> **The input**:
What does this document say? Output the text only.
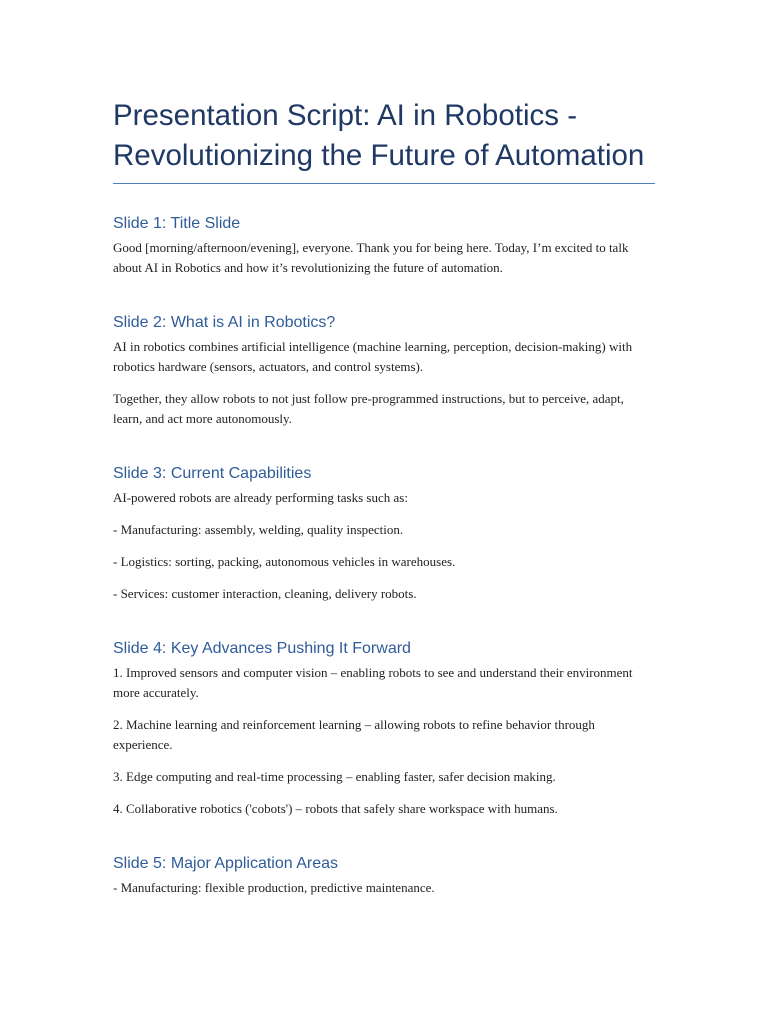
Presentation Script: AI in Robotics - Revolutionizing the Future of Automation
Slide 1: Title Slide

Good [morning/afternoon/evening], everyone. Thank you for being here. Today, I’m excited to talk about AI in Robotics and how it’s revolutionizing the future of automation.

Slide 2: What is AI in Robotics?

AI in robotics combines artificial intelligence (machine learning, perception, decision-making) with robotics hardware (sensors, actuators, and control systems).

Together, they allow robots to not just follow pre-programmed instructions, but to perceive, adapt, learn, and act more autonomously.

Slide 3: Current Capabilities

AI-powered robots are already performing tasks such as:

- Manufacturing: assembly, welding, quality inspection.

- Logistics: sorting, packing, autonomous vehicles in warehouses.

- Services: customer interaction, cleaning, delivery robots.

Slide 4: Key Advances Pushing It Forward

1. Improved sensors and computer vision – enabling robots to see and understand their environment more accurately.

2. Machine learning and reinforcement learning – allowing robots to refine behavior through experience.

3. Edge computing and real-time processing – enabling faster, safer decision making.

4. Collaborative robotics ('cobots') – robots that safely share workspace with humans.

Slide 5: Major Application Areas

- Manufacturing: flexible production, predictive maintenance.
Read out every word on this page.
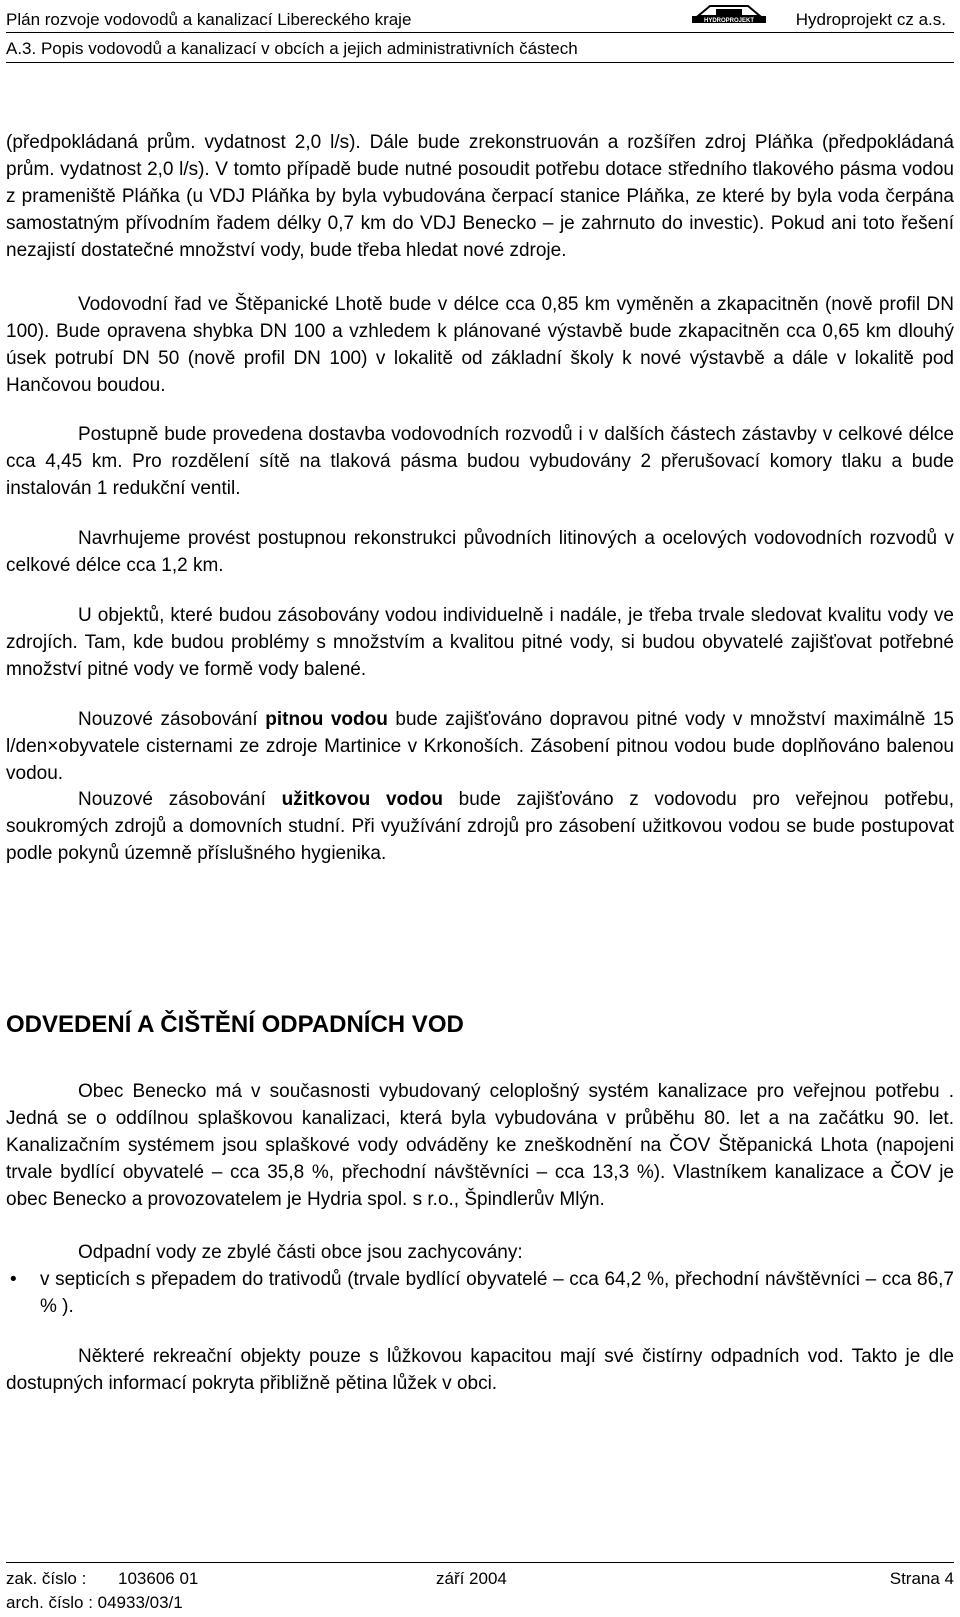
Plán rozvoje vodovodů a kanalizací Libereckého kraje	Hydroprojekt cz a.s.
HYDROPROJEKT
A.3. Popis vodovodů a kanalizací v obcích a jejich administrativních částech
(předpokládaná prům. vydatnost 2,0 l/s). Dále bude zrekonstruován a rozšířen zdroj Pláňka (předpokládaná prům. vydatnost 2,0 l/s). V tomto případě bude nutné posoudit potřebu dotace středního tlakového pásma vodou z prameniště Pláňka (u VDJ Pláňka by byla vybudována čerpací stanice Pláňka, ze které by byla voda čerpána samostatným přívodním řadem délky 0,7 km do VDJ Benecko – je zahrnuto do investic). Pokud ani toto řešení nezajistí dostatečné množství vody, bude třeba hledat nové zdroje.
Vodovodní řad ve Štěpanické Lhotě bude v délce cca 0,85 km vyměněn a zkapacitněn (nově profil DN 100). Bude opravena shybka DN 100 a vzhledem k plánované výstavbě bude zkapacitněn cca 0,65 km dlouhý úsek potrubí DN 50 (nově profil DN 100) v lokalitě od základní školy k nové výstavbě a dále v lokalitě pod Hančovou boudou.
Postupně bude provedena dostavba vodovodních rozvodů i v dalších částech zástavby v celkové délce cca 4,45 km. Pro rozdělení sítě na tlaková pásma budou vybudovány 2 přerušovací komory tlaku a bude instalován 1 redukční ventil.
Navrhujeme provést postupnou rekonstrukci původních litinových a ocelových vodovodních rozvodů v celkové délce cca 1,2 km.
U objektů, které budou zásobovány vodou individuelně i nadále, je třeba trvale sledovat kvalitu vody ve zdrojích. Tam, kde budou problémy s množstvím a kvalitou pitné vody, si budou obyvatelé zajišťovat potřebné množství pitné vody ve formě vody balené.
Nouzové zásobování pitnou vodou bude zajišťováno dopravou pitné vody v množství maximálně 15 l/den×obyvatele cisternami ze zdroje Martinice v Krkonoších. Zásobení pitnou vodou bude doplňováno balenou vodou.
Nouzové zásobování užitkovou vodou bude zajišťováno z vodovodu pro veřejnou potřebu, soukromých zdrojů a domovních studní. Při využívání zdrojů pro zásobení užitkovou vodou se bude postupovat podle pokynů územně příslušného hygienika.
ODVEDENÍ A ČIŠTĚNÍ ODPADNÍCH VOD
Obec Benecko má v současnosti vybudovaný celoplošný systém kanalizace pro veřejnou potřebu . Jedná se o oddílnou splaškovou kanalizaci, která byla vybudována v průběhu 80. let a na začátku 90. let. Kanalizačním systémem jsou splaškové vody odváděny ke zneškodnění na ČOV Štěpanická Lhota (napojeni trvale bydlící obyvatelé – cca 35,8 %, přechodní návštěvníci – cca 13,3 %). Vlastníkem kanalizace a ČOV je obec Benecko a provozovatelem je Hydria spol. s r.o., Špindlerův Mlýn.
Odpadní vody ze zbylé části obce jsou zachycovány:
• v septicích s přepadem do trativodů (trvale bydlící obyvatelé – cca 64,2 %, přechodní návštěvníci – cca 86,7 % ).
Některé rekreační objekty pouze s lůžkovou kapacitou mají své čistírny odpadních vod. Takto je dle dostupných informací pokryta přibližně pětina lůžek v obci.
zak. číslo : 103606 01	září 2004	Strana 4
arch. číslo : 04933/03/1
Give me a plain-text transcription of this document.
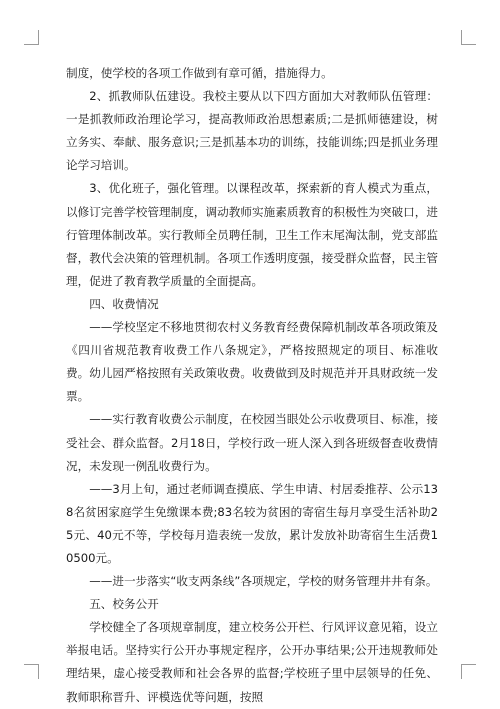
制度，使学校的各项工作做到有章可循，措施得力。

2、抓教师队伍建设。我校主要从以下四方面加大对教师队伍管理：一是抓教师政治理论学习，提高教师政治思想素质;二是抓师德建设，树立务实、奉献、服务意识;三是抓基本功的训练，技能训练;四是抓业务理论学习培训。

3、优化班子，强化管理。以课程改革，探索新的育人模式为重点，以修订完善学校管理制度，调动教师实施素质教育的积极性为突破口，进行管理体制改革。实行教师全员聘任制，卫生工作末尾淘汰制，党支部监督，教代会决策的管理机制。各项工作透明度强，接受群众监督，民主管理，促进了教育教学质量的全面提高。

四、收费情况

——学校坚定不移地贯彻农村义务教育经费保障机制改革各项政策及《四川省规范教育收费工作八条规定》，严格按照规定的项目、标准收费。幼儿园严格按照有关政策收费。收费做到及时规范并开具财政统一发票。

——实行教育收费公示制度，在校园当眼处公示收费项目、标准，接受社会、群众监督。2月18日，学校行政一班人深入到各班级督查收费情况，未发现一例乱收费行为。

——3月上旬，通过老师调查摸底、学生申请、村居委推荐、公示138名贫困家庭学生免缴课本费;83名较为贫困的寄宿生每月享受生活补助25元、40元不等，学校每月造表统一发放，累计发放补助寄宿生生活费10500元。

——进一步落实“收支两条线”各项规定，学校的财务管理井井有条。

五、校务公开

学校健全了各项规章制度，建立校务公开栏、行风评议意见箱，设立举报电话。坚持实行公开办事规定程序，公开办事结果;公开违规教师处理结果，虚心接受教师和社会各界的监督;学校班子里中层领导的任免、教师职称晋升、评模选优等问题，按照
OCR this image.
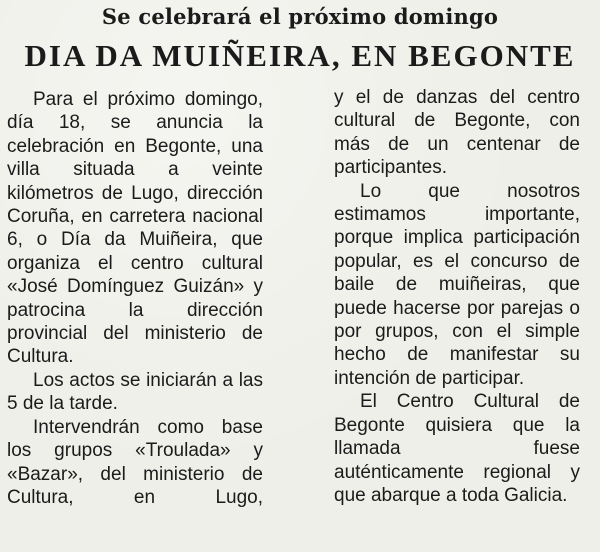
Se celebrará el próximo domingo
DIA DA MUIÑEIRA, EN BEGONTE

Para el próximo domingo, día 18, se anuncia la celebración en Begonte, una villa situada a veinte kilómetros de Lugo, dirección Coruña, en carretera nacional 6, o Día da Muiñeira, que organiza el centro cultural «José Domínguez Guizán» y patrocina la dirección provincial del ministerio de Cultura.

Los actos se iniciarán a las 5 de la tarde.

Intervendrán como base los grupos «Troulada» y «Bazar», del ministerio de Cultura, en Lugo,

y el de danzas del centro cultural de Begonte, con más de un centenar de participantes.

Lo que nosotros estimamos importante, porque implica participación popular, es el concurso de baile de muiñeiras, que puede hacerse por parejas o por grupos, con el simple hecho de manifestar su intención de participar.

El Centro Cultural de Begonte quisiera que la llamada fuese auténticamente regional y que abarque a toda Galicia.
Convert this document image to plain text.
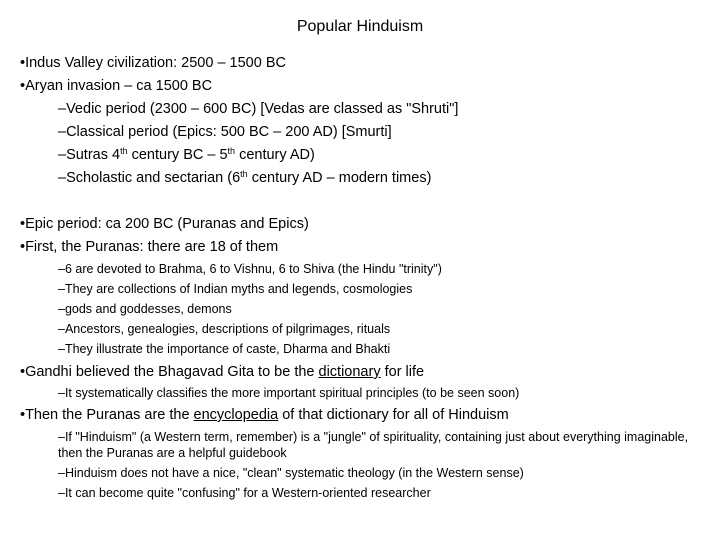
Popular Hinduism
•Indus Valley civilization: 2500 – 1500 BC
•Aryan invasion – ca 1500 BC
–Vedic period (2300 – 600 BC) [Vedas are classed as "Shruti"]
–Classical period (Epics: 500 BC – 200 AD) [Smurti]
–Sutras 4th century BC – 5th century AD)
–Scholastic and sectarian (6th century AD – modern times)
•Epic period: ca 200 BC (Puranas and Epics)
•First, the Puranas: there are 18 of them
–6 are devoted to Brahma, 6 to Vishnu, 6 to Shiva (the Hindu "trinity")
–They are collections of Indian myths and legends, cosmologies
–gods and goddesses, demons
–Ancestors, genealogies, descriptions of pilgrimages, rituals
–They illustrate the importance of caste, Dharma and Bhakti
•Gandhi believed the Bhagavad Gita to be the dictionary for life
–It systematically classifies the more important spiritual principles (to be seen soon)
•Then the Puranas are the encyclopedia of that dictionary for all of Hinduism
–If "Hinduism" (a Western term, remember) is a "jungle" of spirituality, containing just about everything imaginable, then the Puranas are a helpful guidebook
–Hinduism does not have a nice, "clean" systematic theology (in the Western sense)
–It can become quite "confusing" for a Western-oriented researcher
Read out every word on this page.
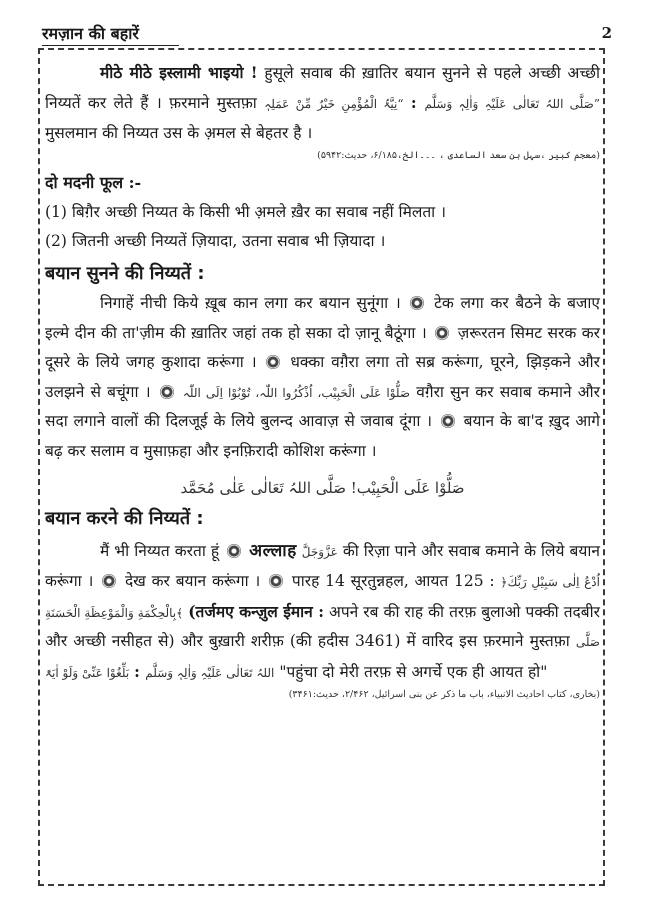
रमज़ान की बहारें	2

मीठे मीठे इस्लामी भाइयो ! हुसूले सवाब की ख़ातिर बयान सुनने से पहले अच्छी अच्छी निय्यतें कर लेते हैं । फ़रमाने मुस्तफ़ा	صَلَّی اللہُ تَعَالٰی عَلَیْہِ وَاٰلِہٖ وَسَلَّم : “نِیَّۃُ الْمُؤْمِنِ خَیْرٌ مِّنْ عَمَلِہٖ	” मुसलमान की निय्यत उस के अ़मल से बेहतर है ।

(معجم کبیر ،سہل بن سعد الساعدی ، ۔۔۔الخ،۶/۱۸۵، حدیث:۵۹۴۲)
दो मदनी फूल :-

(1) बिग़ैर अच्छी निय्यत के किसी भी अ़मले ख़ैर का सवाब नहीं मिलता ।

(2) जितनी अच्छी निय्यतें ज़ियादा, उतना सवाब भी ज़ियादा ।

बयान सुनने की निय्यतें :

निगाहें नीची किये ख़ूब कान लगा कर बयान सुनूंगा । टेक लगा कर बैठने के बजाए इल्मे दीन की ता'ज़ीम की ख़ातिर जहां तक हो सका दो ज़ानू बैठूंगा । ज़रूरतन सिमट सरक कर दूसरे के लिये जगह कुशादा करूंगा । धक्का वग़ैरा लगा तो सब्र करूंगा, घूरने, झिड़कने और उलझने से बचूंगा ।	صَلُّوْا عَلَی الْحَبِیْب، اُذْکُرُوا اللّٰہ، تُوْبُوْا اِلَی اللّٰہ वग़ैरा सुन कर सवाब कमाने और सदा लगाने वालों की दिलजूई के लिये बुलन्द आवाज़ से जवाब दूंगा । बयान के बा'द ख़ुद आगे बढ़ कर सलाम व मुसाफ़हा और इनफ़िरादी कोशिश करूंगा ।

صَلُّوْا عَلَی الْحَبِیْب! صَلَّی اللہُ تَعَالٰی عَلٰی مُحَمَّد
बयान करने की निय्यतें :

मैं भी निय्यत करता हूं अल्लाह عَزَّوَجَلَّ की रिज़ा पाने और सवाब कमाने के लिये बयान करूंगा । देख कर बयान करूंगा । पारह 14 सूरतुन्नहल, आयत 125 : ﴿اُدْعُ اِلٰى سَبِيْلِ رَبِّكَ بِالْحِكْمَةِ وَالْمَوْعِظَةِ الْحَسَنَةِ﴾ (तर्जमए कन्ज़ुल ईमान : अपने रब की राह की तरफ़ बुलाओ पक्की तदबीर और अच्छी नसीहत से) और बुख़ारी शरीफ़ (की हदीस 3461) में वारिद इस फ़रमाने मुस्तफ़ा صَلَّی اللہُ تَعَالٰی عَلَیْہِ وَاٰلِہٖ وَسَلَّم : بَلِّغُوْا عَنِّیْ وَلَوْ اٰیَۃً	"पहुंचा दो मेरी तरफ़ से अगर्चे एक ही आयत हो"

(بخاری، کتاب احادیث الانبیاء، باب ما ذکر عن بنی اسرائیل، ۲/۴۶۲، حدیث:۳۴۶۱)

> **Work instructions**:
Isolate the lines that hold the word "zásobování" and copy all of them.

> **Output for this exercise**:
Nouzové zásobování pitnou vodou bude zajišťováno dopravou pitné vody v množství maximálně 15 l/den×obyvatele cisternami ze zdroje Martinice v Krkonoších. Zásobení pitnou vodou bude doplňováno balenou vodou.
Nouzové zásobování užitkovou vodou bude zajišťováno z vodovodu pro veřejnou potřebu, soukromých zdrojů a domovních studní. Při využívání zdrojů pro zásobení užitkovou vodou se bude postupovat podle pokynů územně příslušného hygienika.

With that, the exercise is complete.